**Stated problem:** Please copy the records below word for word, leaving out the pictures.

**Element and region listings:**

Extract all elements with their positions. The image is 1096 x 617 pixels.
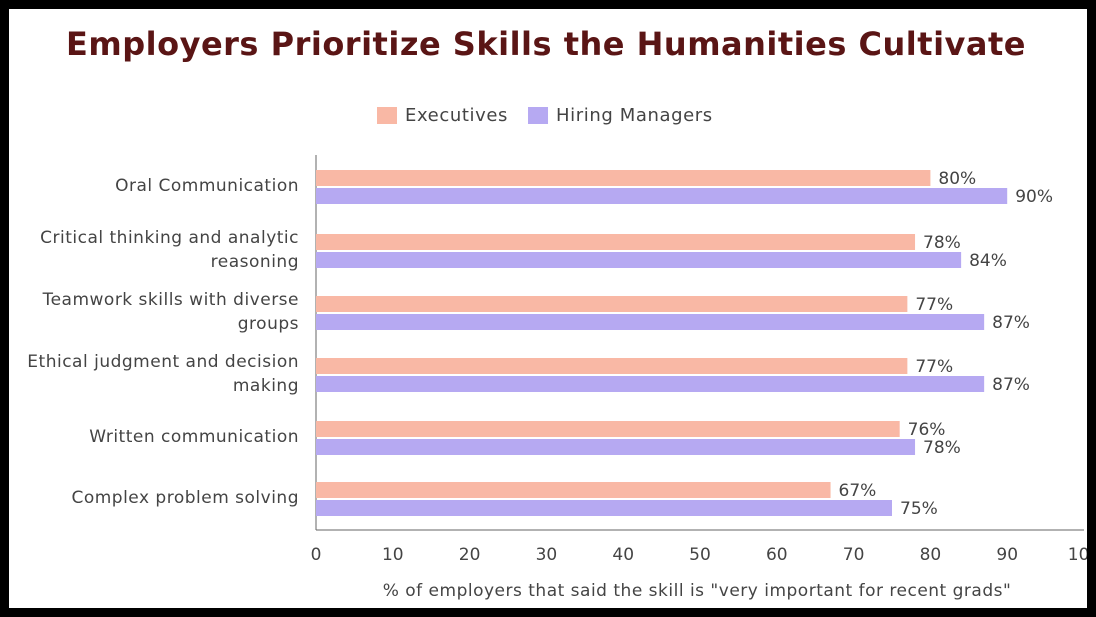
value-label: 84%	[969, 251, 1007, 271]
bar	[316, 500, 892, 516]
legend-swatch	[528, 107, 549, 124]
legend-label: Executives	[405, 105, 508, 126]
value-label: 80%	[938, 169, 976, 189]
x-tick-label: 0	[311, 545, 322, 565]
value-label: 77%	[915, 357, 953, 377]
bar	[316, 482, 831, 498]
x-tick-label: 90	[996, 545, 1018, 565]
frame: Employers Prioritize Skills the Humaniti…	[9, 9, 1087, 608]
value-label: 90%	[1015, 187, 1053, 207]
bar	[316, 358, 908, 374]
x-tick-label: 30	[536, 545, 558, 565]
y-tick-label: Written communication	[89, 427, 299, 447]
x-tick-label: 50	[689, 545, 711, 565]
value-label: 87%	[992, 375, 1030, 395]
y-tick-label: Oral Communication	[115, 176, 299, 196]
bar	[316, 170, 931, 186]
x-tick-label: 60	[766, 545, 788, 565]
value-label: 75%	[900, 499, 938, 519]
x-tick-label: 20	[459, 545, 481, 565]
bar	[316, 296, 908, 312]
x-tick-label: 100	[1068, 545, 1087, 565]
x-tick-label: 80	[920, 545, 942, 565]
y-tick-label: Teamwork skills with diverse groups	[42, 290, 299, 334]
bar	[316, 439, 916, 455]
x-tick-label: 10	[382, 545, 404, 565]
bar	[316, 376, 985, 392]
value-label: 87%	[992, 313, 1030, 333]
value-label: 77%	[915, 295, 953, 315]
legend-label: Hiring Managers	[556, 105, 713, 126]
value-label: 67%	[839, 481, 877, 501]
value-label: 78%	[923, 438, 961, 458]
x-tick-label: 40	[612, 545, 634, 565]
y-tick-label: Critical thinking and analytic reasoning	[40, 228, 299, 272]
bar	[316, 234, 916, 250]
value-label: 76%	[908, 420, 946, 440]
y-tick-label: Complex problem solving	[71, 488, 299, 508]
y-tick-label: Ethical judgment and decision making	[27, 352, 299, 396]
bar	[316, 421, 900, 437]
x-axis-title: % of employers that said the skill is "v…	[383, 581, 1012, 601]
x-tick-label: 70	[843, 545, 865, 565]
chart-title: Employers Prioritize Skills the Humaniti…	[66, 25, 1026, 63]
legend-swatch	[377, 107, 397, 124]
value-label: 78%	[923, 233, 961, 253]
bar	[316, 314, 985, 330]
bar	[316, 188, 1008, 204]
bar	[316, 252, 962, 268]
chart: Employers Prioritize Skills the Humaniti…	[66, 25, 1087, 601]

**Solution for this exercise:**
Extract all elements with their positions. The image is 1096 x 617 pixels.
value-label: 84%	[969, 251, 1007, 271]
bar	[316, 500, 892, 516]
legend-swatch	[528, 107, 549, 124]
legend-label: Executives	[405, 105, 508, 126]
value-label: 80%	[938, 169, 976, 189]
x-tick-label: 0	[311, 545, 322, 565]
value-label: 77%	[915, 357, 953, 377]
bar	[316, 482, 831, 498]
x-tick-label: 90	[996, 545, 1018, 565]
frame: Employers Prioritize Skills the Humaniti…	[9, 9, 1087, 608]
value-label: 90%	[1015, 187, 1053, 207]
bar	[316, 358, 908, 374]
x-tick-label: 30	[536, 545, 558, 565]
y-tick-label: Written communication	[89, 427, 299, 447]
x-tick-label: 50	[689, 545, 711, 565]
value-label: 87%	[992, 375, 1030, 395]
y-tick-label: Oral Communication	[115, 176, 299, 196]
bar	[316, 170, 931, 186]
x-tick-label: 60	[766, 545, 788, 565]
value-label: 75%	[900, 499, 938, 519]
x-tick-label: 20	[459, 545, 481, 565]
bar	[316, 296, 908, 312]
x-tick-label: 100	[1068, 545, 1087, 565]
x-tick-label: 80	[920, 545, 942, 565]
y-tick-label: Teamwork skills with diverse groups	[42, 290, 299, 334]
bar	[316, 439, 916, 455]
x-tick-label: 10	[382, 545, 404, 565]
bar	[316, 376, 985, 392]
value-label: 87%	[992, 313, 1030, 333]
value-label: 77%	[915, 295, 953, 315]
legend-label: Hiring Managers	[556, 105, 713, 126]
value-label: 67%	[839, 481, 877, 501]
value-label: 78%	[923, 438, 961, 458]
x-tick-label: 40	[612, 545, 634, 565]
y-tick-label: Critical thinking and analytic reasoning	[40, 228, 299, 272]
bar	[316, 234, 916, 250]
value-label: 76%	[908, 420, 946, 440]
y-tick-label: Complex problem solving	[71, 488, 299, 508]
y-tick-label: Ethical judgment and decision making	[27, 352, 299, 396]
bar	[316, 421, 900, 437]
x-axis-title: % of employers that said the skill is "v…	[383, 581, 1012, 601]
x-tick-label: 70	[843, 545, 865, 565]
chart-title: Employers Prioritize Skills the Humaniti…	[66, 25, 1026, 63]
legend-swatch	[377, 107, 397, 124]
value-label: 78%	[923, 233, 961, 253]
bar	[316, 314, 985, 330]
bar	[316, 188, 1008, 204]
bar	[316, 252, 962, 268]
chart: Employers Prioritize Skills the Humaniti…	[66, 25, 1087, 601]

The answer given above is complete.